┏━━

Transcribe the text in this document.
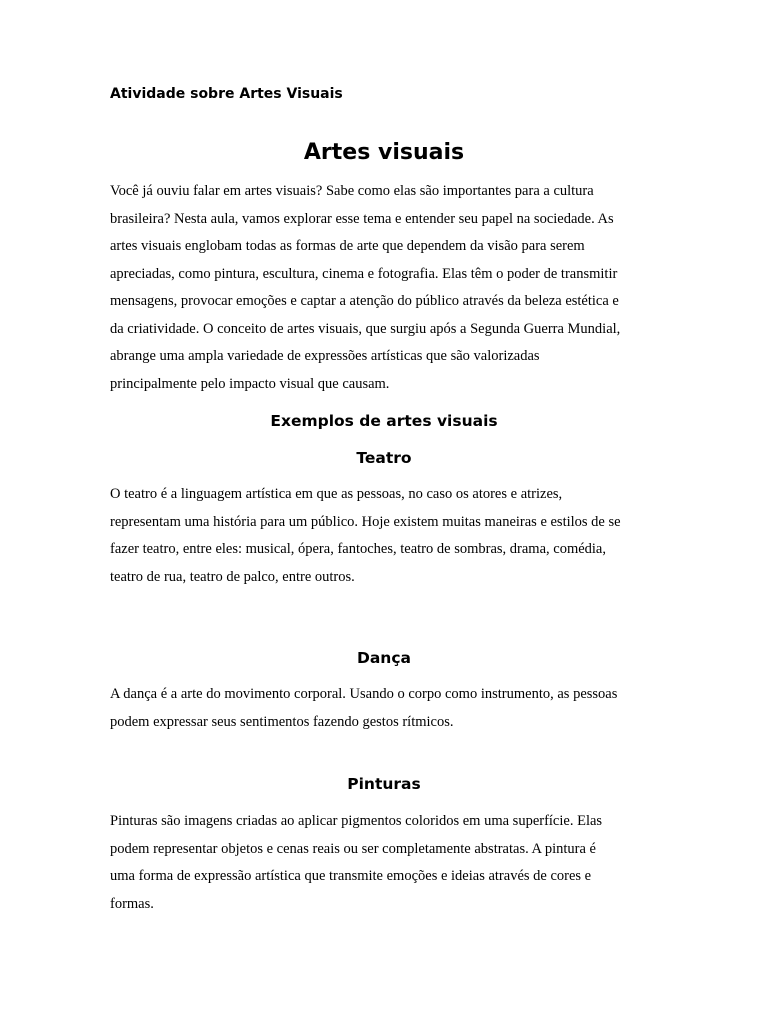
Atividade sobre Artes Visuais
Artes visuais

Você já ouviu falar em artes visuais? Sabe como elas são importantes para a cultura
brasileira? Nesta aula, vamos explorar esse tema e entender seu papel na sociedade. As
artes visuais englobam todas as formas de arte que dependem da visão para serem
apreciadas, como pintura, escultura, cinema e fotografia. Elas têm o poder de transmitir
mensagens, provocar emoções e captar a atenção do público através da beleza estética e
da criatividade. O conceito de artes visuais, que surgiu após a Segunda Guerra Mundial,
abrange uma ampla variedade de expressões artísticas que são valorizadas
principalmente pelo impacto visual que causam.

Exemplos de artes visuais
Teatro

O teatro é a linguagem artística em que as pessoas, no caso os atores e atrizes,
representam uma história para um público. Hoje existem muitas maneiras e estilos de se
fazer teatro, entre eles: musical, ópera, fantoches, teatro de sombras, drama, comédia,
teatro de rua, teatro de palco, entre outros.

Dança

A dança é a arte do movimento corporal. Usando o corpo como instrumento, as pessoas
podem expressar seus sentimentos fazendo gestos rítmicos.

Pinturas

Pinturas são imagens criadas ao aplicar pigmentos coloridos em uma superfície. Elas
podem representar objetos e cenas reais ou ser completamente abstratas. A pintura é
uma forma de expressão artística que transmite emoções e ideias através de cores e
formas.
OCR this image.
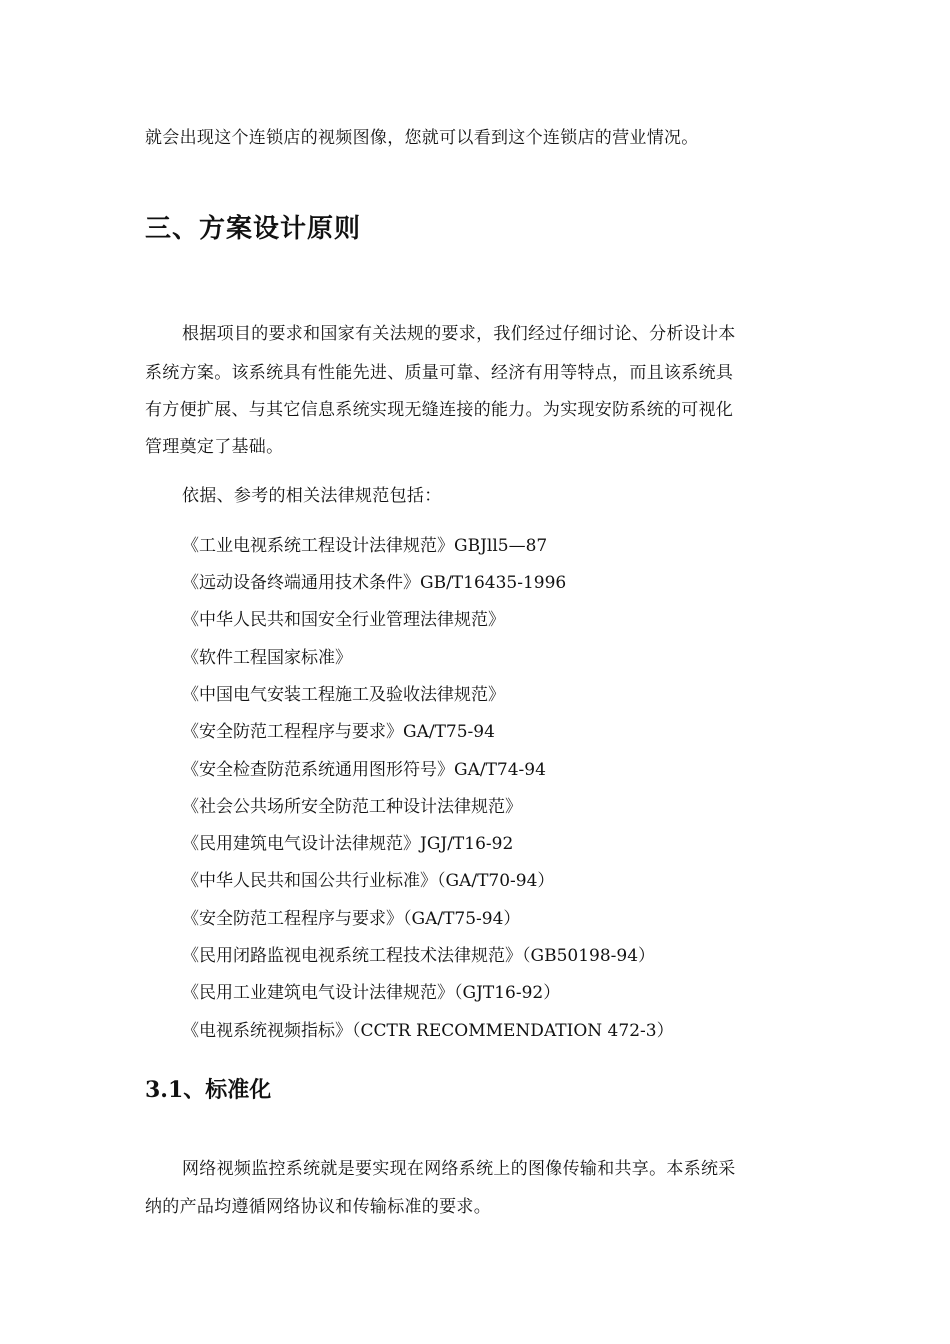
就会出现这个连锁店的视频图像，您就可以看到这个连锁店的营业情况。
三、方案设计原则
根据项目的要求和国家有关法规的要求，我们经过仔细讨论、分析设计本
系统方案。该系统具有性能先进、质量可靠、经济有用等特点，而且该系统具
有方便扩展、与其它信息系统实现无缝连接的能力。为实现安防系统的可视化
管理奠定了基础。
依据、参考的相关法律规范包括：
《工业电视系统工程设计法律规范》GBJll5—87
《远动设备终端通用技术条件》GB/T16435-1996
《中华人民共和国安全行业管理法律规范》
《软件工程国家标准》
《中国电气安装工程施工及验收法律规范》
《安全防范工程程序与要求》GA/T75-94
《安全检查防范系统通用图形符号》GA/T74-94
《社会公共场所安全防范工种设计法律规范》
《民用建筑电气设计法律规范》JGJ/T16-92
《中华人民共和国公共行业标准》（GA/T70-94）
《安全防范工程程序与要求》（GA/T75-94）
《民用闭路监视电视系统工程技术法律规范》（GB50198-94）
《民用工业建筑电气设计法律规范》（GJT16-92）
《电视系统视频指标》（CCTR RECOMMENDATION 472-3）
3.1、标准化
网络视频监控系统就是要实现在网络系统上的图像传输和共享。本系统采
纳的产品均遵循网络协议和传输标准的要求。
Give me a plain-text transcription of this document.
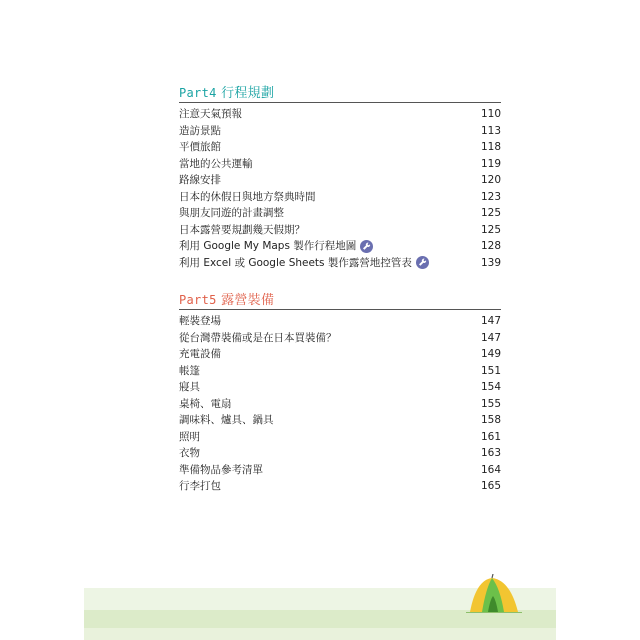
Part4 行程規劃
注意天氣預報	110
造訪景點	113
平價旅館	118
當地的公共運輸	119
路線安排	120
日本的休假日與地方祭典時間	123
與朋友同遊的計畫調整	125
日本露營要規劃幾天假期？	125
利用 Google My Maps 製作行程地圖	128
利用 Excel 或 Google Sheets 製作露營地控管表	139
Part5 露營裝備
輕裝登場	147
從台灣帶裝備或是在日本買裝備？	147
充電設備	149
帳篷	151
寢具	154
桌椅、電扇	155
調味料、爐具、鍋具	158
照明	161
衣物	163
準備物品參考清單	164
行李打包	165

┗━━

■ Aim of the task ■
With pictures omitted, reproduce exactly the lines from the line containing "OCR this image." through the end of the data above.

■ Answer for this exercise ■
OCR this image.
就会出现这个连锁店的视频图像，您就可以看到这个连锁店的营业情况。
三、方案设计原则
根据项目的要求和国家有关法规的要求，我们经过仔细讨论、分析设计本
系统方案。该系统具有性能先进、质量可靠、经济有用等特点，而且该系统具
有方便扩展、与其它信息系统实现无缝连接的能力。为实现安防系统的可视化
管理奠定了基础。
依据、参考的相关法律规范包括：
《工业电视系统工程设计法律规范》GBJll5—87
《远动设备终端通用技术条件》GB/T16435-1996
《中华人民共和国安全行业管理法律规范》
《软件工程国家标准》
《中国电气安装工程施工及验收法律规范》
《安全防范工程程序与要求》GA/T75-94
《安全检查防范系统通用图形符号》GA/T74-94
《社会公共场所安全防范工种设计法律规范》
《民用建筑电气设计法律规范》JGJ/T16-92
《中华人民共和国公共行业标准》（GA/T70-94）
《安全防范工程程序与要求》（GA/T75-94）
《民用闭路监视电视系统工程技术法律规范》（GB50198-94）
《民用工业建筑电气设计法律规范》（GJT16-92）
《电视系统视频指标》（CCTR RECOMMENDATION 472-3）
3.1、标准化
网络视频监控系统就是要实现在网络系统上的图像传输和共享。本系统采
纳的产品均遵循网络协议和传输标准的要求。
Give me a plain-text transcription of this document.
Part4 行程規劃
注意天氣預報	110
造訪景點	113
平價旅館	118
當地的公共運輸	119
路線安排	120
日本的休假日與地方祭典時間	123
與朋友同遊的計畫調整	125
日本露營要規劃幾天假期？	125
利用 Google My Maps 製作行程地圖	128
利用 Excel 或 Google Sheets 製作露營地控管表	139
Part5 露營裝備
輕裝登場	147
從台灣帶裝備或是在日本買裝備？	147
充電設備	149
帳篷	151
寢具	154
桌椅、電扇	155
調味料、爐具、鍋具	158
照明	161
衣物	163
準備物品參考清單	164
行李打包	165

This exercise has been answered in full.